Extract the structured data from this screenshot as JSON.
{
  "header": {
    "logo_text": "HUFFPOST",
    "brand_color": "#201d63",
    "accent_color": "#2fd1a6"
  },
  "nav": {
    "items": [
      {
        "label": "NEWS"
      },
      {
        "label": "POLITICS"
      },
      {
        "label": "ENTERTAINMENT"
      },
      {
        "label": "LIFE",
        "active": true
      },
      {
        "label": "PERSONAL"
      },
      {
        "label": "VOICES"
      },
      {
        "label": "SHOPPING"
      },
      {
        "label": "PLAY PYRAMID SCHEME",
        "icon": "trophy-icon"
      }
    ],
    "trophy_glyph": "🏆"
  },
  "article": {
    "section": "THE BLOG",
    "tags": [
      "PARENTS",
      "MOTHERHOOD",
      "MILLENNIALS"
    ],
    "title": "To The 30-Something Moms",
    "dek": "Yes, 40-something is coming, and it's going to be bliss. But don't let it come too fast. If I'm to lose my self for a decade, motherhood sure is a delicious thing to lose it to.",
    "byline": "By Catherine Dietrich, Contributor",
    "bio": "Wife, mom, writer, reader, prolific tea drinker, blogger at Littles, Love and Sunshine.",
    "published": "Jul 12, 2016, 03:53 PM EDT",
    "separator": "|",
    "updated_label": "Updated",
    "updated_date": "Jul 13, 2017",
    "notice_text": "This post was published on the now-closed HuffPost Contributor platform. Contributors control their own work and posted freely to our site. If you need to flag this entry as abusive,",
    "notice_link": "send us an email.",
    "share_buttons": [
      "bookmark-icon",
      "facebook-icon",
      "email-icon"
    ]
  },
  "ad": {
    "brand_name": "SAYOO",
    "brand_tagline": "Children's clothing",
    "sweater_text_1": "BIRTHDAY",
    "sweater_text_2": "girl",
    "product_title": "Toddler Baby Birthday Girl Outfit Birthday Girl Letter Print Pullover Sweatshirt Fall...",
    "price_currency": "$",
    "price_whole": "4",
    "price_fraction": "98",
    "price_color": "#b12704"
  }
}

+-------+

■ Prompt:
Report how many lines of the listing above include the word "icon". Say nothing but the number.

■ Result for this task:
4